背中をひっぱたいて気合いを入れられたいならAge Factoryを観ればいい (10/6奈良公演ざざっと雑記)

10月6日日曜日。かなり天気のいい日、久しぶりに短パンを履いて今気に入っているスウェットを着て家を出る準備をする。「奈良まで行くねん。ライブ見てくるわ。だからまあ、ギリギリに帰って来れるとは思うけど」とばあちゃんに靴を履きながらぼそぼそと、ちょっと恥ずかしがったりしながら伝えたら「ええ、バイトそのまんま行くんかいな!」と全く検討違いな声が帰ってきて、ああライブとバイト聞き間違えたんかなあとか思った。とりあえず行ってきますと家を出た。うわ、間違えた、スウェットはちょっと暑かった。でも夜は寒いっていうしな。まあいい。なんて思いながら奈良に向かう電車に乗ろうと改札を抜ける。Age Factoryに会いに、奈良へ、行く。意気揚々と、そして少しソワソワしながら駅前のローソンで買ったからあげクンレギュラーを頬張って、だらだらと首を流れる汗とともにいつもの電車に乗り込んだ。適当にヘアアイロンで巻いた髪がちょっとうっとうしい。髪を切りたい。


Age Factory ワンマンツアー2019『HOPE』 @NARA EVANS CASTLE HALL 熱くて、暑くて、アツいものもそこにはあって、激しくて、激しすぎてちょっと痛くて、でもそれがどうしたって心地よくて、もう笑うしかなくて、胸にグウッとくるものもあって泣きそうにもなって、考えさせられたりもして、そう、なにもかもが最高にたまらなかった。ああ体力は有り余ってるのに目が足らないやと何度思ったことか。そんなライブだった。2時間があっという間の、そんなワンマン。

________________________

- _必須課題 1_:
Age Factory奈良公演の雑記を、「背中をひっぱたいて気合いを入れられたいならAge Factoryを観ればいい (10/6奈良公演ざざっと雑記)」を含む語句から始めて「うっとうしい。髪を切りたい。」の後で止め、一字も変えずに書き写すこと。
- _必須課題 2_:
Age Factory奈良公演の雑記を、示された最後の文の後から書き進めてください。

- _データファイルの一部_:
________________________

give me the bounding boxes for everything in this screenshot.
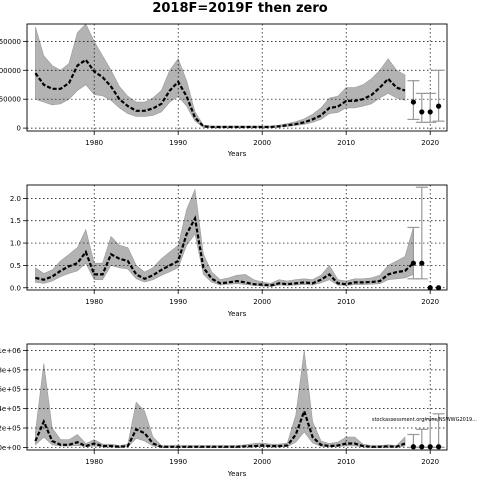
x-tick-label: 2000 [253,298,271,306]
confidence-band [35,24,406,128]
forecast-point [410,99,416,105]
y-tick-label: 6e+05 [0,386,21,394]
forecast-point [436,103,442,109]
panel-frame [26,343,448,451]
x-tick-label: 2010 [337,298,355,306]
y-tick-label: 4e+05 [0,405,21,413]
y-tick-label: 100000 [0,67,21,75]
chart-panel-1: 1980 1990 2000 2010 2020 0 50000 100000 150000 Ye… [0,23,448,158]
forecast-point [427,444,433,450]
forecast-point [436,285,442,290]
x-axis-label: Years [227,470,247,478]
forecast-point [419,260,425,266]
estimate-line [34,407,406,448]
confidence-band [35,350,406,448]
forecast-point [410,444,416,450]
chart-panel-3: 1980 1990 2000 2010 2020 0e+00 2e+05 4e+05 6e+05… [0,343,448,478]
y-tick-label: 0.0 [10,284,21,292]
x-tick-label: 2000 [253,139,271,147]
y-tick-label: 1.5 [10,217,21,225]
panel-frame [26,184,448,291]
chart-panel-2: 1980 1990 2000 2010 2020 0.0 0.5 1.0 1.5 2.0 Years [10,184,448,318]
x-tick-label: 1990 [169,458,187,466]
forecast-point [410,260,416,266]
x-axis-label: Years [227,310,247,318]
plot-area [27,24,447,131]
y-tick-label: 0 [17,125,21,133]
x-axis-label: Years [227,150,247,158]
plot-area [27,344,447,450]
x-tick-label: 2010 [337,458,355,466]
panel-frame [26,23,448,132]
estimate-line [34,58,406,129]
x-tick-label: 2000 [253,458,271,466]
forecast-point [427,285,433,290]
y-tick-label: 1.0 [10,240,21,248]
x-tick-label: 1980 [85,458,103,466]
x-tick-label: 2020 [421,139,439,147]
x-tick-label: 2010 [337,139,355,147]
y-tick-label: 50000 [0,96,21,104]
y-tick-label: 150000 [0,38,21,46]
y-tick-label: 8e+05 [0,366,21,374]
y-tick-label: 0e+00 [0,444,21,452]
figure-title: 2018F=2019F then zero [152,1,328,16]
forecast-point [427,109,433,115]
x-tick-label: 1980 [85,298,103,306]
source-note: stockassessment.org/runs/NSWWG2019... [372,417,478,423]
y-tick-label: 1e+06 [0,347,22,355]
forecast-point [436,444,442,450]
estimate-line [35,215,415,287]
x-tick-label: 2020 [421,458,439,466]
y-tick-label: 2e+05 [0,425,21,433]
x-tick-label: 1980 [85,139,103,147]
forecast-point [419,444,425,450]
x-tick-label: 1990 [169,298,187,306]
x-tick-label: 2020 [421,298,439,306]
plot-area [27,185,447,290]
y-tick-label: 2.0 [10,195,21,203]
forecast-point [419,109,425,115]
x-tick-label: 1990 [169,139,187,147]
y-tick-label: 0.5 [10,262,21,270]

________________________

- _演習の出力 1_:
背中をひっぱたいて気合いを入れられたいならAge Factoryを観ればいい (10/6奈良公演ざざっと雑記)

10月6日日曜日。かなり天気のいい日、久しぶりに短パンを履いて今気に入っているスウェットを着て家を出る準備をする。「奈良まで行くねん。ライブ見てくるわ。だからまあ、ギリギリに帰って来れるとは思うけど」とばあちゃんに靴を履きながらぼそぼそと、ちょっと恥ずかしがったりしながら伝えたら「ええ、バイトそのまんま行くんかいな!」と全く検討違いな声が帰ってきて、ああライブとバイト聞き間違えたんかなあとか思った。とりあえず行ってきますと家を出た。うわ、間違えた、スウェットはちょっと暑かった。でも夜は寒いっていうしな。まあいい。なんて思いながら奈良に向かう電車に乗ろうと改札を抜ける。Age Factoryに会いに、奈良へ、行く。意気揚々と、そして少しソワソワしながら駅前のローソンで買ったからあげクンレギュラーを頬張って、だらだらと首を流れる汗とともにいつもの電車に乗り込んだ。適当にヘアアイロンで巻いた髪がちょっとうっとうしい。髪を切りたい。

- _演習の出力 2_:
一番前に居ることができて、身をもって体験して、心で感じて、考えて、思ったこと。覚えている限りをひたすらに書き出したい書き出してしまってはいつでも読み返したい。でも「一瞬一瞬はすぐに消え去ってしまう」し、でもそれでも初めて観ることができて最高のパフォーマンスを見せてくれた彼らのことも忘れたくなくて。どうするのが正解なのかは分からないけれど、分かるのはエイジは、きっとずっと変わらないってことだとなんとなく思う。まだ自分は何も知らない。これから知るべきこと知りたいことが山ほどある。だから間違っているかもしれない、でも彼らはどうやったってそこに居続けてくれる気がしているし、きっとまたいつでも会えるんだという確信めいたものを私はひしひしと感じた。また会おう、の『また』が彼らにはあるんだと、生を体感して、そう思った。


以下ライブレポというには曖昧な私事満載な手記が続きます。セトリや曲目に関してはほぼほぼ触れてないのに長いかもしれない(否、いかんせんいつもどおり長いです)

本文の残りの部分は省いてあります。